Data records:
- - -

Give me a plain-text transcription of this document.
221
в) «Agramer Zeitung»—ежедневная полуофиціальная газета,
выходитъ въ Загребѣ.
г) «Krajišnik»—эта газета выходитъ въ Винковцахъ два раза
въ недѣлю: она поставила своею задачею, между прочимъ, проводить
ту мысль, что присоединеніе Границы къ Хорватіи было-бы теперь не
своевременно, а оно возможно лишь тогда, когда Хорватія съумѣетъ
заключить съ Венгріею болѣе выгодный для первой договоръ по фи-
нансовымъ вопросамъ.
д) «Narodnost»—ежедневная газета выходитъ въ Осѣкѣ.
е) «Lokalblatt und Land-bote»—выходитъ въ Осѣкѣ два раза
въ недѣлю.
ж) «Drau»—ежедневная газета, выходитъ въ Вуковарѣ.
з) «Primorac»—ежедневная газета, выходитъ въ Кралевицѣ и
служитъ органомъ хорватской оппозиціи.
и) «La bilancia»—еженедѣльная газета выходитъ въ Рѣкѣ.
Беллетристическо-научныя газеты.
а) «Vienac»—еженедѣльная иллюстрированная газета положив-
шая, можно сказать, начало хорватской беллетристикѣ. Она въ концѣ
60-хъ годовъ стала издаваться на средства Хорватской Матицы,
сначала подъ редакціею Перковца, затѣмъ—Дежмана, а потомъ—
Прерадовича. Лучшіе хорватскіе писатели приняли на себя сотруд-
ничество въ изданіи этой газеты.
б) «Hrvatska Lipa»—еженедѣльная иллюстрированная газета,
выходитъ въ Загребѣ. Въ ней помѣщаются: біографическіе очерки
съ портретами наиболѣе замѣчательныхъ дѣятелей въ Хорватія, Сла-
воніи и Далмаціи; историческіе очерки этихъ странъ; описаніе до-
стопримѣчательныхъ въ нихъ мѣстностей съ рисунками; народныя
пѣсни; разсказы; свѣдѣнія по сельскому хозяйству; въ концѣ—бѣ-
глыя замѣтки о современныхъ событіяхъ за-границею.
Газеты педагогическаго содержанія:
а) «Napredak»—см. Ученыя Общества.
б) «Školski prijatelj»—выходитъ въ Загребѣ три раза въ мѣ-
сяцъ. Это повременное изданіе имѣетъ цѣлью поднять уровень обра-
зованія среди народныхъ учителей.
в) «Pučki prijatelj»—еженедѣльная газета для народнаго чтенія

- - -

Repeat the records above exactly, leaving none out.

EXERCISE RESULT:
Give me a plain-text transcription of this document.
221
в) «Agramer Zeitung»—ежедневная полуофиціальная газета,
выходитъ въ Загребѣ.
г) «Krajišnik»—эта газета выходитъ въ Винковцахъ два раза
въ недѣлю: она поставила своею задачею, между прочимъ, проводить
ту мысль, что присоединеніе Границы къ Хорватіи было-бы теперь не
своевременно, а оно возможно лишь тогда, когда Хорватія съумѣетъ
заключить съ Венгріею болѣе выгодный для первой договоръ по фи-
нансовымъ вопросамъ.
д) «Narodnost»—ежедневная газета выходитъ въ Осѣкѣ.
е) «Lokalblatt und Land-bote»—выходитъ въ Осѣкѣ два раза
въ недѣлю.
ж) «Drau»—ежедневная газета, выходитъ въ Вуковарѣ.
з) «Primorac»—ежедневная газета, выходитъ въ Кралевицѣ и
служитъ органомъ хорватской оппозиціи.
и) «La bilancia»—еженедѣльная газета выходитъ въ Рѣкѣ.
Беллетристическо-научныя газеты.
а) «Vienac»—еженедѣльная иллюстрированная газета положив-
шая, можно сказать, начало хорватской беллетристикѣ. Она въ концѣ
60-хъ годовъ стала издаваться на средства Хорватской Матицы,
сначала подъ редакціею Перковца, затѣмъ—Дежмана, а потомъ—
Прерадовича. Лучшіе хорватскіе писатели приняли на себя сотруд-
ничество въ изданіи этой газеты.
б) «Hrvatska Lipa»—еженедѣльная иллюстрированная газета,
выходитъ въ Загребѣ. Въ ней помѣщаются: біографическіе очерки
съ портретами наиболѣе замѣчательныхъ дѣятелей въ Хорватія, Сла-
воніи и Далмаціи; историческіе очерки этихъ странъ; описаніе до-
стопримѣчательныхъ въ нихъ мѣстностей съ рисунками; народныя
пѣсни; разсказы; свѣдѣнія по сельскому хозяйству; въ концѣ—бѣ-
глыя замѣтки о современныхъ событіяхъ за-границею.
Газеты педагогическаго содержанія:
а) «Napredak»—см. Ученыя Общества.
б) «Školski prijatelj»—выходитъ въ Загребѣ три раза въ мѣ-
сяцъ. Это повременное изданіе имѣетъ цѣлью поднять уровень обра-
зованія среди народныхъ учителей.
в) «Pučki prijatelj»—еженедѣльная газета для народнаго чтенія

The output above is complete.